▶ **Opdrachten**:
A - Schrijf uit de tekst over de openbaarheid van bestuur letterlijk het stuk over dat begint bij "1.1. Bij brief" en doorloopt tot en met "29 juni 2016.".
B - Geef de opgeslagen rijen als Markdown-tabel weer, van het begin van de rijen tot en met de regel met "plot-area <box>150 72 1080 534</box>". Gebruik de kolommen Nr en Regel en laat lege regels weg.

▶ **Aangeleverde tekst**:
┌──

1.1. Bij brief van 18 augustus 2016 verstuurd bij e-mail van dezelfde dag
verzoekt de FOD Economie, K.M.O., Middenstand en Energie aan de
Commissie voor de toegang tot en het hergebruik van
bestuursdocumenten, afdeling openbaarheid van bestuur, hierna
Commissie genoemd, om een advies over een door de woordvoerster van
de FOD geschetste problematiek van 29 juni 2016.

1.2 In deze brief informeerde de woordvoerster de Commissie dat de
FOD Economie, K.M.O. en Middenstand en Energie de aanvraag van een
internetjournalist afwijst en hem tot nader order geen
bestuursdocumenten meer mee te delen zich hierbij beroepend op artikel
6, § 3, 3° van de wet van 11 april 1994 betreffende de openbaarheid van
bestuur.

└──

▶ **Opgeslagen rijen**:
┌──

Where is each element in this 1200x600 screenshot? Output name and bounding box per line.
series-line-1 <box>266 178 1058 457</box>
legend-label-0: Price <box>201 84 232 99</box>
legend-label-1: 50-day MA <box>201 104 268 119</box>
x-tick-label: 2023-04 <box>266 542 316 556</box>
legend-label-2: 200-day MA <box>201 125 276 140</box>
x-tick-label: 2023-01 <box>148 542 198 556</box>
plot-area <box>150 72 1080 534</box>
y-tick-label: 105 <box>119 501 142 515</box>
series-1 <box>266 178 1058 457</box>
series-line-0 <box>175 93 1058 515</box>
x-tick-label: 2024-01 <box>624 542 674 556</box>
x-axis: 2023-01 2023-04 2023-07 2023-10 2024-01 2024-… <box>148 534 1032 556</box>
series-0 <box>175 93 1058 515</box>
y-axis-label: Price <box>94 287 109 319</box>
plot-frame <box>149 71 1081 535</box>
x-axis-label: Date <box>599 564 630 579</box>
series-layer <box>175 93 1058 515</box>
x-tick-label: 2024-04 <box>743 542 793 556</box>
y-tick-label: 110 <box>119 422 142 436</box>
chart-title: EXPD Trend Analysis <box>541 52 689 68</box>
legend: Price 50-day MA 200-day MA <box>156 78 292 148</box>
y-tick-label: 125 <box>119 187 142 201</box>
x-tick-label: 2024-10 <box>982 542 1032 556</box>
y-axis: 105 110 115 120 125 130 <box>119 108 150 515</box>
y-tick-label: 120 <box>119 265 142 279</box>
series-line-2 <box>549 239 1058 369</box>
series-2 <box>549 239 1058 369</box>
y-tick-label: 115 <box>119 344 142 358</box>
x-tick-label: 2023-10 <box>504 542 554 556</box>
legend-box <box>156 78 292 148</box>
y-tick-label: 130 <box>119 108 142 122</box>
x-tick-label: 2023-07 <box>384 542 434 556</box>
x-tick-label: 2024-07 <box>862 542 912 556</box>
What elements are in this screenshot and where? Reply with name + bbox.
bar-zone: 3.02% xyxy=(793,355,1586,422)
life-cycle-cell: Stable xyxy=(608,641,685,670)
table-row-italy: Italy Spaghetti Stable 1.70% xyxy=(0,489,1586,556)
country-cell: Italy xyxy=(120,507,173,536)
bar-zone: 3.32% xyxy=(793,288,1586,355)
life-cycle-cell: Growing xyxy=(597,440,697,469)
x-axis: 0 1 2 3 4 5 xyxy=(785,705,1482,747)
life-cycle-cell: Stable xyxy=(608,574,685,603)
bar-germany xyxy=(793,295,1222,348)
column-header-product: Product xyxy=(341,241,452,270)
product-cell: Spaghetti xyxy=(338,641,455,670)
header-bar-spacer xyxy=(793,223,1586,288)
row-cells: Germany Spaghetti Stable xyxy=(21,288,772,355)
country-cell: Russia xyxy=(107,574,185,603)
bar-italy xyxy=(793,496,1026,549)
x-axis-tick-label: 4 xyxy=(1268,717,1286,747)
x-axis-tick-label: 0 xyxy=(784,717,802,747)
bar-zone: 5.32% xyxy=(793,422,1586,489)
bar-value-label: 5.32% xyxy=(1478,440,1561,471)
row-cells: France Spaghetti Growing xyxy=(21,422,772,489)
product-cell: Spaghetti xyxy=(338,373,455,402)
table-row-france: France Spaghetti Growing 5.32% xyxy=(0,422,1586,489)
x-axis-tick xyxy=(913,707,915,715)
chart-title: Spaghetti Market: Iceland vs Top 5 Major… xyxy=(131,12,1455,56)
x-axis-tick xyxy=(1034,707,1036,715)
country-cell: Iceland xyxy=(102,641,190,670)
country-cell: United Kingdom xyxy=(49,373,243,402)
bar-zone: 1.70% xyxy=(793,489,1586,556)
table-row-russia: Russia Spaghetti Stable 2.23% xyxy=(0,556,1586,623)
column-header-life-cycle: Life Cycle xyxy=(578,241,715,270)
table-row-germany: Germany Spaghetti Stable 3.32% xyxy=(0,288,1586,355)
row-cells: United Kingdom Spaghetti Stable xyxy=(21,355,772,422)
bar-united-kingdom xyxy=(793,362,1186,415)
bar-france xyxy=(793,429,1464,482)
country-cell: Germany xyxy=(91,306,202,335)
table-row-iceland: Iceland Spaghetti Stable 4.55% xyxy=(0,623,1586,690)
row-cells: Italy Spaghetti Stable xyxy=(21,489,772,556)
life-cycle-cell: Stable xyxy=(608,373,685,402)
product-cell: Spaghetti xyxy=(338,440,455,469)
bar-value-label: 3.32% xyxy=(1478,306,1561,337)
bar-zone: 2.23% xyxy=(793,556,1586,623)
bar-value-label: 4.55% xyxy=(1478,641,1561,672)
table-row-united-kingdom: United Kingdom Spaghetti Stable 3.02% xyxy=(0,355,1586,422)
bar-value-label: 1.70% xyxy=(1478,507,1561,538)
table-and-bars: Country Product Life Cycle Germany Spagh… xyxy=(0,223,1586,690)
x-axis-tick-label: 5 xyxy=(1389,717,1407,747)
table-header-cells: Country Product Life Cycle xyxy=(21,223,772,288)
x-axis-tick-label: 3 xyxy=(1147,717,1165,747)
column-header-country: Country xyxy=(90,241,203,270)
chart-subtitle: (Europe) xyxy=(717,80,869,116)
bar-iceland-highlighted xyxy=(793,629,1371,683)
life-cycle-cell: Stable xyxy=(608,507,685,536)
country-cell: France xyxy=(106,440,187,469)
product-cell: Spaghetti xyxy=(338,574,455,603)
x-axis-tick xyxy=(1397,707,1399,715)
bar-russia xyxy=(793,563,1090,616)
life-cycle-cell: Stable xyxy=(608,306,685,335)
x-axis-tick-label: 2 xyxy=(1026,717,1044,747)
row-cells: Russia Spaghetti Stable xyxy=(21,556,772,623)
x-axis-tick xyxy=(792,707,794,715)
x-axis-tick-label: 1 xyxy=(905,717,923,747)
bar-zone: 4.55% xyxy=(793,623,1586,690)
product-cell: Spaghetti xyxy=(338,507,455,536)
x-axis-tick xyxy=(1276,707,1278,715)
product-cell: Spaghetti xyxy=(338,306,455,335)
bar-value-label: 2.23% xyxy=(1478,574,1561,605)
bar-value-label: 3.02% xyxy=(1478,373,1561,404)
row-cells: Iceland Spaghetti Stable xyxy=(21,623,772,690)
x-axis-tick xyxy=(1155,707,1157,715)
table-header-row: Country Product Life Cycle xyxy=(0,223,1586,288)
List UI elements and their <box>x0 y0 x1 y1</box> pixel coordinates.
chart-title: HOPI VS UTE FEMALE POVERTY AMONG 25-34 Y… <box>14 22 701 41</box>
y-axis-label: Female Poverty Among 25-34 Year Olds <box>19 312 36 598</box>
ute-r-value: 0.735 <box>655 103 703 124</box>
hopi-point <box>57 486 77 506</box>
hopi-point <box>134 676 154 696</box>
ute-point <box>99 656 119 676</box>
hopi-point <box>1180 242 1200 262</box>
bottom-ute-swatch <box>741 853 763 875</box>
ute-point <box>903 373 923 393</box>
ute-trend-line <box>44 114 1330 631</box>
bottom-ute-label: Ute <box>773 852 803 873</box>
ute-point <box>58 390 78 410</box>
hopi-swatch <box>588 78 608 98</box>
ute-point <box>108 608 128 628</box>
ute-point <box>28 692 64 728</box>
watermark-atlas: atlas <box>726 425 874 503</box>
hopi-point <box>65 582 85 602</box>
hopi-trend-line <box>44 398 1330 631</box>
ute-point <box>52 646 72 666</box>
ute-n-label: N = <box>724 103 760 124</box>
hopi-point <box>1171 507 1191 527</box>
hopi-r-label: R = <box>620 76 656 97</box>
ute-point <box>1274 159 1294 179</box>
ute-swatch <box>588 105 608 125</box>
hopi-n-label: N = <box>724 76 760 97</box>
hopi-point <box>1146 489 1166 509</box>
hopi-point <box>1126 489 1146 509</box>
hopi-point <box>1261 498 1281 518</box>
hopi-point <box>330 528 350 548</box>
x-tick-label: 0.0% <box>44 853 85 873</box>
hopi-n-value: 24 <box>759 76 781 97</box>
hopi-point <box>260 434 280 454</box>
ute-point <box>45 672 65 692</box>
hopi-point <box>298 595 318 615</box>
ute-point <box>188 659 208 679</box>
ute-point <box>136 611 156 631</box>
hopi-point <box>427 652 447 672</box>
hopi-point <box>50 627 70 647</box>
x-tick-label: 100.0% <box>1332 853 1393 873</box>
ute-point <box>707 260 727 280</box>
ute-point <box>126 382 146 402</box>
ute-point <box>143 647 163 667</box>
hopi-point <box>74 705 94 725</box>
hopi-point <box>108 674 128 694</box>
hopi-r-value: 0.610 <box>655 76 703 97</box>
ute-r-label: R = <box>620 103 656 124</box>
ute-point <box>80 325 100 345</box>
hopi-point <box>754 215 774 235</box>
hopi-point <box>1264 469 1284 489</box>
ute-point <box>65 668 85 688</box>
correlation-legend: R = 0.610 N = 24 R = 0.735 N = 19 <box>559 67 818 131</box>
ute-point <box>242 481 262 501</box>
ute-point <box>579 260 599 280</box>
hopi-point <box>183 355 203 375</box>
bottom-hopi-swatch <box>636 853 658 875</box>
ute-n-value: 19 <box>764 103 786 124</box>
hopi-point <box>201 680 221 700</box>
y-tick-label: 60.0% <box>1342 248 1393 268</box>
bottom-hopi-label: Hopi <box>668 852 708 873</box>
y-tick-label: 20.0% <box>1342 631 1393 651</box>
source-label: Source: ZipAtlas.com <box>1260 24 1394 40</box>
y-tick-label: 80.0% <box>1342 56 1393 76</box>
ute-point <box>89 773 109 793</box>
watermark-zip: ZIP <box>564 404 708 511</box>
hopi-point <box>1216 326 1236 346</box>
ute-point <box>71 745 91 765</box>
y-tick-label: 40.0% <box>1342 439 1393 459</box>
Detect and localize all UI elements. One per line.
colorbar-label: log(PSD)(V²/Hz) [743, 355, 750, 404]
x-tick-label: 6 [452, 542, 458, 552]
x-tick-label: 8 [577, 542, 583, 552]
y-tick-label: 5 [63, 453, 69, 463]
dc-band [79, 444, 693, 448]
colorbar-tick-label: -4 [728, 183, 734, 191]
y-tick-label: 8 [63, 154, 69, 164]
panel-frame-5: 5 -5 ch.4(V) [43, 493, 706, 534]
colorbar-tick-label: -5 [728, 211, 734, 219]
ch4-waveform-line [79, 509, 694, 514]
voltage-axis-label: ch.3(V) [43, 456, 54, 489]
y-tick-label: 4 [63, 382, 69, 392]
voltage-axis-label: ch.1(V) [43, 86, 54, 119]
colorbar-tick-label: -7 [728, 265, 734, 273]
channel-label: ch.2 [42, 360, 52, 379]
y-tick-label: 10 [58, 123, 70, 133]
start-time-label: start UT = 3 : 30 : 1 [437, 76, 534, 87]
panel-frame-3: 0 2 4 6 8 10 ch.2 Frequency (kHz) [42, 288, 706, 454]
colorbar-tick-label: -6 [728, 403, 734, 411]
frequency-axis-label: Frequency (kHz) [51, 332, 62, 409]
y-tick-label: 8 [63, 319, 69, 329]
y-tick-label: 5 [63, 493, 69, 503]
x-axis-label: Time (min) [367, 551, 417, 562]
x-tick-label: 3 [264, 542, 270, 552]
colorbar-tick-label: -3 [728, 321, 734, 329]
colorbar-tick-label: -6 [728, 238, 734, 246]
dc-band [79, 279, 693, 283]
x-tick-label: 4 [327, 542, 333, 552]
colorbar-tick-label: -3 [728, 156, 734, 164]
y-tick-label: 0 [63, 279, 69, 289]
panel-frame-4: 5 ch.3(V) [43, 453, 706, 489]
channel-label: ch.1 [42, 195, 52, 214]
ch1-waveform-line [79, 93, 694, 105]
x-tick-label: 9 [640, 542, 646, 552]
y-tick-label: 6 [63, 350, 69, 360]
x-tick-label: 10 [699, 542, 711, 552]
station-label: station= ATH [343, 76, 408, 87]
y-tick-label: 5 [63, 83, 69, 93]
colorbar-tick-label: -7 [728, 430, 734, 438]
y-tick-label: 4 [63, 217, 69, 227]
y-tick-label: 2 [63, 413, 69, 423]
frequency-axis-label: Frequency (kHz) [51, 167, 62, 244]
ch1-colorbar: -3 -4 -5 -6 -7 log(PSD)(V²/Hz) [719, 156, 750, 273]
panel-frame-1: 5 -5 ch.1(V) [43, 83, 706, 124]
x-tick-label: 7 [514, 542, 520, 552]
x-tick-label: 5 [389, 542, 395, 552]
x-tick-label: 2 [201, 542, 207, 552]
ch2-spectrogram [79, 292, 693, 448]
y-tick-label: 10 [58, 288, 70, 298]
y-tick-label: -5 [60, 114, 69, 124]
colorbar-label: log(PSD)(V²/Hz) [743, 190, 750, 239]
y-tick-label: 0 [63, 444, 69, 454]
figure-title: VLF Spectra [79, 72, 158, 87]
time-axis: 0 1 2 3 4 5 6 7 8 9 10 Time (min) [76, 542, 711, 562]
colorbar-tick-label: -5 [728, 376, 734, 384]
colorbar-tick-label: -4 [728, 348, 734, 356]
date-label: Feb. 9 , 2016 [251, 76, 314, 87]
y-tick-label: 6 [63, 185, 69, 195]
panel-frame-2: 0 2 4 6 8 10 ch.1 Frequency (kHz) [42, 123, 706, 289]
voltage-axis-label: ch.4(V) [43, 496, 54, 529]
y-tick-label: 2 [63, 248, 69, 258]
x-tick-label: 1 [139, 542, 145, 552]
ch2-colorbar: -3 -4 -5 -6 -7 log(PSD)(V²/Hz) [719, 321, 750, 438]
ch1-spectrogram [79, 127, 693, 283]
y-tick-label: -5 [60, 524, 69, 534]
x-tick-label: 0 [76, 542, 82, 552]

└──

▶ **Gegeven antwoorden**:
A -
1.1. Bij brief van 18 augustus 2016 verstuurd bij e-mail van dezelfde dag
verzoekt de FOD Economie, K.M.O., Middenstand en Energie aan de
Commissie voor de toegang tot en het hergebruik van
bestuursdocumenten, afdeling openbaarheid van bestuur, hierna
Commissie genoemd, om een advies over een door de woordvoerster van
de FOD geschetste problematiek van 29 juni 2016.

B -
| Nr | Regel |
|---|---|
| 1 | Where is each element in this 1200x600 screenshot? Output name and bounding box per line. |
| 2 | series-line-1 <box>266 178 1058 457</box> |
| 3 | legend-label-0: Price <box>201 84 232 99</box> |
| 4 | legend-label-1: 50-day MA <box>201 104 268 119</box> |
| 5 | x-tick-label: 2023-04 <box>266 542 316 556</box> |
| 6 | legend-label-2: 200-day MA <box>201 125 276 140</box> |
| 7 | x-tick-label: 2023-01 <box>148 542 198 556</box> |
| 8 | plot-area <box>150 72 1080 534</box> |